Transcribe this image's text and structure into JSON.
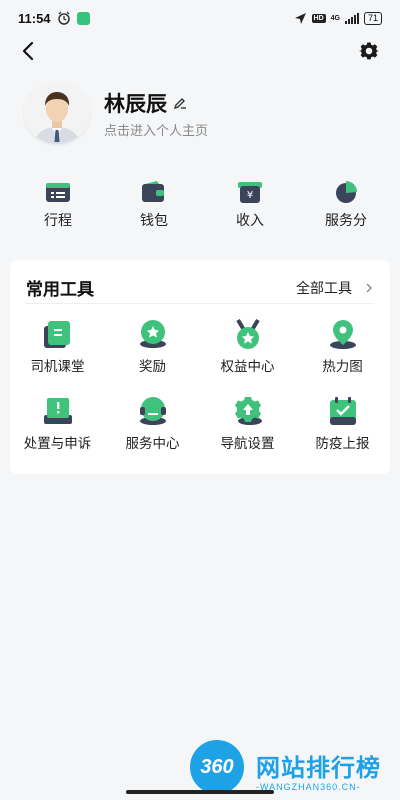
{
  "status_bar": {
    "time": "11:54",
    "network": "4G",
    "hd": "HD",
    "battery": "71"
  },
  "nav": {
    "back_icon": "back-arrow-icon",
    "settings_icon": "gear-icon"
  },
  "profile": {
    "name": "林辰辰",
    "subtitle": "点击进入个人主页",
    "edit_icon": "pencil-icon"
  },
  "quick_actions": [
    {
      "label": "行程",
      "icon": "trip-list-icon"
    },
    {
      "label": "钱包",
      "icon": "wallet-icon"
    },
    {
      "label": "收入",
      "icon": "income-icon"
    },
    {
      "label": "服务分",
      "icon": "service-score-icon"
    }
  ],
  "tools": {
    "title": "常用工具",
    "all_label": "全部工具",
    "items": [
      {
        "label": "司机课堂",
        "icon": "classroom-icon"
      },
      {
        "label": "奖励",
        "icon": "reward-icon"
      },
      {
        "label": "权益中心",
        "icon": "rights-medal-icon"
      },
      {
        "label": "热力图",
        "icon": "heatmap-pin-icon"
      },
      {
        "label": "处置与申诉",
        "icon": "appeal-icon"
      },
      {
        "label": "服务中心",
        "icon": "headset-icon"
      },
      {
        "label": "导航设置",
        "icon": "nav-settings-icon"
      },
      {
        "label": "防疫上报",
        "icon": "epidemic-report-icon"
      }
    ]
  },
  "colors": {
    "accent_green": "#3ec27c",
    "dark_navy": "#3b4459",
    "background": "#f5f6f8"
  },
  "watermark": {
    "badge": "360",
    "title": "网站排行榜",
    "url": "-WANGZHAN360.CN-"
  }
}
══════════
- _Given task_
Go through the data above and transcribe it in full, omitting any image.

- _Full solution_
Transcribe this image's text and structure into JSON.
{
  "status_bar": {
    "time": "11:54",
    "network": "4G",
    "hd": "HD",
    "battery": "71"
  },
  "nav": {
    "back_icon": "back-arrow-icon",
    "settings_icon": "gear-icon"
  },
  "profile": {
    "name": "林辰辰",
    "subtitle": "点击进入个人主页",
    "edit_icon": "pencil-icon"
  },
  "quick_actions": [
    {
      "label": "行程",
      "icon": "trip-list-icon"
    },
    {
      "label": "钱包",
      "icon": "wallet-icon"
    },
    {
      "label": "收入",
      "icon": "income-icon"
    },
    {
      "label": "服务分",
      "icon": "service-score-icon"
    }
  ],
  "tools": {
    "title": "常用工具",
    "all_label": "全部工具",
    "items": [
      {
        "label": "司机课堂",
        "icon": "classroom-icon"
      },
      {
        "label": "奖励",
        "icon": "reward-icon"
      },
      {
        "label": "权益中心",
        "icon": "rights-medal-icon"
      },
      {
        "label": "热力图",
        "icon": "heatmap-pin-icon"
      },
      {
        "label": "处置与申诉",
        "icon": "appeal-icon"
      },
      {
        "label": "服务中心",
        "icon": "headset-icon"
      },
      {
        "label": "导航设置",
        "icon": "nav-settings-icon"
      },
      {
        "label": "防疫上报",
        "icon": "epidemic-report-icon"
      }
    ]
  },
  "colors": {
    "accent_green": "#3ec27c",
    "dark_navy": "#3b4459",
    "background": "#f5f6f8"
  },
  "watermark": {
    "badge": "360",
    "title": "网站排行榜",
    "url": "-WANGZHAN360.CN-"
  }
}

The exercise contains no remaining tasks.